═══ DATA ═══
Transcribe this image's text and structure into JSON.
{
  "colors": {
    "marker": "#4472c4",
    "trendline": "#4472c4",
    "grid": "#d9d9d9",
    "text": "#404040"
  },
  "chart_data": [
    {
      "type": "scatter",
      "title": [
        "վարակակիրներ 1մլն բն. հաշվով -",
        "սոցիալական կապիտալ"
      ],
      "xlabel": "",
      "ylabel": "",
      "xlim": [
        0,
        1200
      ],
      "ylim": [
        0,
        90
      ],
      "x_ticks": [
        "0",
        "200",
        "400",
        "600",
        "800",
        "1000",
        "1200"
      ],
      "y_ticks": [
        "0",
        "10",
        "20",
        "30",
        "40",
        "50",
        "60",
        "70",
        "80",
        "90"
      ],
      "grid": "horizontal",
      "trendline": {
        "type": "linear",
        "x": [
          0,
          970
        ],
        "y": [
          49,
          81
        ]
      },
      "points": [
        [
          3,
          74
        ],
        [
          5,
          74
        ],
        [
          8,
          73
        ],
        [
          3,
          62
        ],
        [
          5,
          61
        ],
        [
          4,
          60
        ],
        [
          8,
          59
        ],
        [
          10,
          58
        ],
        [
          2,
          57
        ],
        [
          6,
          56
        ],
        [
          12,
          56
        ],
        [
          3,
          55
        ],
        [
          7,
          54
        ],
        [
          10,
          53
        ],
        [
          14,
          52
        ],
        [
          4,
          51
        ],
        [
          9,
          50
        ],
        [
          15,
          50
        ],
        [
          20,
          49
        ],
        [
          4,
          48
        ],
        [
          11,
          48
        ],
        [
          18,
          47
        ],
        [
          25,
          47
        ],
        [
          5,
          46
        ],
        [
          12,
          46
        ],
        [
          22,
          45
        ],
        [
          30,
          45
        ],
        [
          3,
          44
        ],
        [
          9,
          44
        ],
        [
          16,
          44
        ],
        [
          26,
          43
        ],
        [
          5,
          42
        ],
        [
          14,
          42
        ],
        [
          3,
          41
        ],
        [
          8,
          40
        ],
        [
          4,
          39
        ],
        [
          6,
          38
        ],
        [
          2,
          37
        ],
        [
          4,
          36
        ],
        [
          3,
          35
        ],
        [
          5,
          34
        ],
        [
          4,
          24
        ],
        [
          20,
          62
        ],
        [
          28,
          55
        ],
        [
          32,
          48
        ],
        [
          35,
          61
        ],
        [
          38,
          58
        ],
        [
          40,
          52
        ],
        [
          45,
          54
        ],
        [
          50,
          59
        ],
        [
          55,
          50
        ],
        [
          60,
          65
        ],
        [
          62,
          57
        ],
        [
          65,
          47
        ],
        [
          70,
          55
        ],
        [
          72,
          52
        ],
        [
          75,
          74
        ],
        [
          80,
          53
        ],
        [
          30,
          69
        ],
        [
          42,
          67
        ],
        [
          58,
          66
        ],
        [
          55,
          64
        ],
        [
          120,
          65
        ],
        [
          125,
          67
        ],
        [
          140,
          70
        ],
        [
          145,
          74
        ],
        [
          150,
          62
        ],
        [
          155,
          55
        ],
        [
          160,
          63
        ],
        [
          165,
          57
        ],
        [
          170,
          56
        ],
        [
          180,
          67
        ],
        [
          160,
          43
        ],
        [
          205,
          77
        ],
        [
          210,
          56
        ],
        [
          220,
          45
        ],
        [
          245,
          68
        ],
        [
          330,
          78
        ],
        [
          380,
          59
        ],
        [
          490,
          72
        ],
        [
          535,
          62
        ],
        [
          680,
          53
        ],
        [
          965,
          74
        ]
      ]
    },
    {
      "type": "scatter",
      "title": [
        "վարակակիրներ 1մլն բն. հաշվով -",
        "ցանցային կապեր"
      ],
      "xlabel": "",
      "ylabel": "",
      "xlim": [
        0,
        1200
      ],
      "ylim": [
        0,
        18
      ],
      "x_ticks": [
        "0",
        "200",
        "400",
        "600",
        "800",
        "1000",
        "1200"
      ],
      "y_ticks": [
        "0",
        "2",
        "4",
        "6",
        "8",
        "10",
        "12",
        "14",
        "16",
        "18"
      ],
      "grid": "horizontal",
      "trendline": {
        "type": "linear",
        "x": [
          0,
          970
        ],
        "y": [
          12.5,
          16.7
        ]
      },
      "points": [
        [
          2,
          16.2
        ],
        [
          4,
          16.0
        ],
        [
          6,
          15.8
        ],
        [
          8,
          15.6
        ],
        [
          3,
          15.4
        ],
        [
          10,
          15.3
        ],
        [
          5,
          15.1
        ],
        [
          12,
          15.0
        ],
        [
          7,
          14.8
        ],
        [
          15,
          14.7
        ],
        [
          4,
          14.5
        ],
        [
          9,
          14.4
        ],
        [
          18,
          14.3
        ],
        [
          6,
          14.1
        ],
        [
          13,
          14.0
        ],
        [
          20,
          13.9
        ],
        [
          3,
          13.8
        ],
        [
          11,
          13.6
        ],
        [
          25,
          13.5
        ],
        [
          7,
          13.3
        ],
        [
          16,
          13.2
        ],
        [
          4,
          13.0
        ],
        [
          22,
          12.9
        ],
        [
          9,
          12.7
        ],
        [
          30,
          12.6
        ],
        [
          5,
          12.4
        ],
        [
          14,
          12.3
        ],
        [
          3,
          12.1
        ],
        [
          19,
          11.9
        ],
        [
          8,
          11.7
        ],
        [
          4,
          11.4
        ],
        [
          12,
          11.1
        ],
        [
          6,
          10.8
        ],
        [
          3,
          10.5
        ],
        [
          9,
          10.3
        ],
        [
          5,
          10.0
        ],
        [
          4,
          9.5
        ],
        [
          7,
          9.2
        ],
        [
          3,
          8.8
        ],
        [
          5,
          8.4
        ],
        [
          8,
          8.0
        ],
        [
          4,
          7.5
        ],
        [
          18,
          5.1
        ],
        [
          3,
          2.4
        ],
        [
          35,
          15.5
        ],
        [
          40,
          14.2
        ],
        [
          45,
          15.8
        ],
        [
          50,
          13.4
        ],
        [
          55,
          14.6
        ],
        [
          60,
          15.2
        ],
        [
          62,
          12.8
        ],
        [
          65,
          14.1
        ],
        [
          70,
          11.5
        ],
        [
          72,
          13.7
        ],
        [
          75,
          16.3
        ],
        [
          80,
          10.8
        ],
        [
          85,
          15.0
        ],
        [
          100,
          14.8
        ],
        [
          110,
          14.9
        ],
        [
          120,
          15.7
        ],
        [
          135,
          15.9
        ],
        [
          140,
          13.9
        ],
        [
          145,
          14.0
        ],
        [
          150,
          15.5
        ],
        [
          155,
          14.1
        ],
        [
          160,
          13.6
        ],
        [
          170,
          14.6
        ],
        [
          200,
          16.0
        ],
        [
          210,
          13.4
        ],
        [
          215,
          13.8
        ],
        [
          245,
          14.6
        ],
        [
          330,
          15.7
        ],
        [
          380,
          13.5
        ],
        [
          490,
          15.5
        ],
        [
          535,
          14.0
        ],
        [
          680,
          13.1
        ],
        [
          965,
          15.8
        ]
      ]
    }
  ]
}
═══
• **GIVEN PROBLEM**:
Retype all of the material, keeping each line exact.

• **WRITTEN RESPONSE**:
Transcribe this image's text and structure into JSON.
{
  "colors": {
    "marker": "#4472c4",
    "trendline": "#4472c4",
    "grid": "#d9d9d9",
    "text": "#404040"
  },
  "chart_data": [
    {
      "type": "scatter",
      "title": [
        "վարակակիրներ 1մլն բն. հաշվով -",
        "սոցիալական կապիտալ"
      ],
      "xlabel": "",
      "ylabel": "",
      "xlim": [
        0,
        1200
      ],
      "ylim": [
        0,
        90
      ],
      "x_ticks": [
        "0",
        "200",
        "400",
        "600",
        "800",
        "1000",
        "1200"
      ],
      "y_ticks": [
        "0",
        "10",
        "20",
        "30",
        "40",
        "50",
        "60",
        "70",
        "80",
        "90"
      ],
      "grid": "horizontal",
      "trendline": {
        "type": "linear",
        "x": [
          0,
          970
        ],
        "y": [
          49,
          81
        ]
      },
      "points": [
        [
          3,
          74
        ],
        [
          5,
          74
        ],
        [
          8,
          73
        ],
        [
          3,
          62
        ],
        [
          5,
          61
        ],
        [
          4,
          60
        ],
        [
          8,
          59
        ],
        [
          10,
          58
        ],
        [
          2,
          57
        ],
        [
          6,
          56
        ],
        [
          12,
          56
        ],
        [
          3,
          55
        ],
        [
          7,
          54
        ],
        [
          10,
          53
        ],
        [
          14,
          52
        ],
        [
          4,
          51
        ],
        [
          9,
          50
        ],
        [
          15,
          50
        ],
        [
          20,
          49
        ],
        [
          4,
          48
        ],
        [
          11,
          48
        ],
        [
          18,
          47
        ],
        [
          25,
          47
        ],
        [
          5,
          46
        ],
        [
          12,
          46
        ],
        [
          22,
          45
        ],
        [
          30,
          45
        ],
        [
          3,
          44
        ],
        [
          9,
          44
        ],
        [
          16,
          44
        ],
        [
          26,
          43
        ],
        [
          5,
          42
        ],
        [
          14,
          42
        ],
        [
          3,
          41
        ],
        [
          8,
          40
        ],
        [
          4,
          39
        ],
        [
          6,
          38
        ],
        [
          2,
          37
        ],
        [
          4,
          36
        ],
        [
          3,
          35
        ],
        [
          5,
          34
        ],
        [
          4,
          24
        ],
        [
          20,
          62
        ],
        [
          28,
          55
        ],
        [
          32,
          48
        ],
        [
          35,
          61
        ],
        [
          38,
          58
        ],
        [
          40,
          52
        ],
        [
          45,
          54
        ],
        [
          50,
          59
        ],
        [
          55,
          50
        ],
        [
          60,
          65
        ],
        [
          62,
          57
        ],
        [
          65,
          47
        ],
        [
          70,
          55
        ],
        [
          72,
          52
        ],
        [
          75,
          74
        ],
        [
          80,
          53
        ],
        [
          30,
          69
        ],
        [
          42,
          67
        ],
        [
          58,
          66
        ],
        [
          55,
          64
        ],
        [
          120,
          65
        ],
        [
          125,
          67
        ],
        [
          140,
          70
        ],
        [
          145,
          74
        ],
        [
          150,
          62
        ],
        [
          155,
          55
        ],
        [
          160,
          63
        ],
        [
          165,
          57
        ],
        [
          170,
          56
        ],
        [
          180,
          67
        ],
        [
          160,
          43
        ],
        [
          205,
          77
        ],
        [
          210,
          56
        ],
        [
          220,
          45
        ],
        [
          245,
          68
        ],
        [
          330,
          78
        ],
        [
          380,
          59
        ],
        [
          490,
          72
        ],
        [
          535,
          62
        ],
        [
          680,
          53
        ],
        [
          965,
          74
        ]
      ]
    },
    {
      "type": "scatter",
      "title": [
        "վարակակիրներ 1մլն բն. հաշվով -",
        "ցանցային կապեր"
      ],
      "xlabel": "",
      "ylabel": "",
      "xlim": [
        0,
        1200
      ],
      "ylim": [
        0,
        18
      ],
      "x_ticks": [
        "0",
        "200",
        "400",
        "600",
        "800",
        "1000",
        "1200"
      ],
      "y_ticks": [
        "0",
        "2",
        "4",
        "6",
        "8",
        "10",
        "12",
        "14",
        "16",
        "18"
      ],
      "grid": "horizontal",
      "trendline": {
        "type": "linear",
        "x": [
          0,
          970
        ],
        "y": [
          12.5,
          16.7
        ]
      },
      "points": [
        [
          2,
          16.2
        ],
        [
          4,
          16.0
        ],
        [
          6,
          15.8
        ],
        [
          8,
          15.6
        ],
        [
          3,
          15.4
        ],
        [
          10,
          15.3
        ],
        [
          5,
          15.1
        ],
        [
          12,
          15.0
        ],
        [
          7,
          14.8
        ],
        [
          15,
          14.7
        ],
        [
          4,
          14.5
        ],
        [
          9,
          14.4
        ],
        [
          18,
          14.3
        ],
        [
          6,
          14.1
        ],
        [
          13,
          14.0
        ],
        [
          20,
          13.9
        ],
        [
          3,
          13.8
        ],
        [
          11,
          13.6
        ],
        [
          25,
          13.5
        ],
        [
          7,
          13.3
        ],
        [
          16,
          13.2
        ],
        [
          4,
          13.0
        ],
        [
          22,
          12.9
        ],
        [
          9,
          12.7
        ],
        [
          30,
          12.6
        ],
        [
          5,
          12.4
        ],
        [
          14,
          12.3
        ],
        [
          3,
          12.1
        ],
        [
          19,
          11.9
        ],
        [
          8,
          11.7
        ],
        [
          4,
          11.4
        ],
        [
          12,
          11.1
        ],
        [
          6,
          10.8
        ],
        [
          3,
          10.5
        ],
        [
          9,
          10.3
        ],
        [
          5,
          10.0
        ],
        [
          4,
          9.5
        ],
        [
          7,
          9.2
        ],
        [
          3,
          8.8
        ],
        [
          5,
          8.4
        ],
        [
          8,
          8.0
        ],
        [
          4,
          7.5
        ],
        [
          18,
          5.1
        ],
        [
          3,
          2.4
        ],
        [
          35,
          15.5
        ],
        [
          40,
          14.2
        ],
        [
          45,
          15.8
        ],
        [
          50,
          13.4
        ],
        [
          55,
          14.6
        ],
        [
          60,
          15.2
        ],
        [
          62,
          12.8
        ],
        [
          65,
          14.1
        ],
        [
          70,
          11.5
        ],
        [
          72,
          13.7
        ],
        [
          75,
          16.3
        ],
        [
          80,
          10.8
        ],
        [
          85,
          15.0
        ],
        [
          100,
          14.8
        ],
        [
          110,
          14.9
        ],
        [
          120,
          15.7
        ],
        [
          135,
          15.9
        ],
        [
          140,
          13.9
        ],
        [
          145,
          14.0
        ],
        [
          150,
          15.5
        ],
        [
          155,
          14.1
        ],
        [
          160,
          13.6
        ],
        [
          170,
          14.6
        ],
        [
          200,
          16.0
        ],
        [
          210,
          13.4
        ],
        [
          215,
          13.8
        ],
        [
          245,
          14.6
        ],
        [
          330,
          15.7
        ],
        [
          380,
          13.5
        ],
        [
          490,
          15.5
        ],
        [
          535,
          14.0
        ],
        [
          680,
          13.1
        ],
        [
          965,
          15.8
        ]
      ]
    }
  ]
}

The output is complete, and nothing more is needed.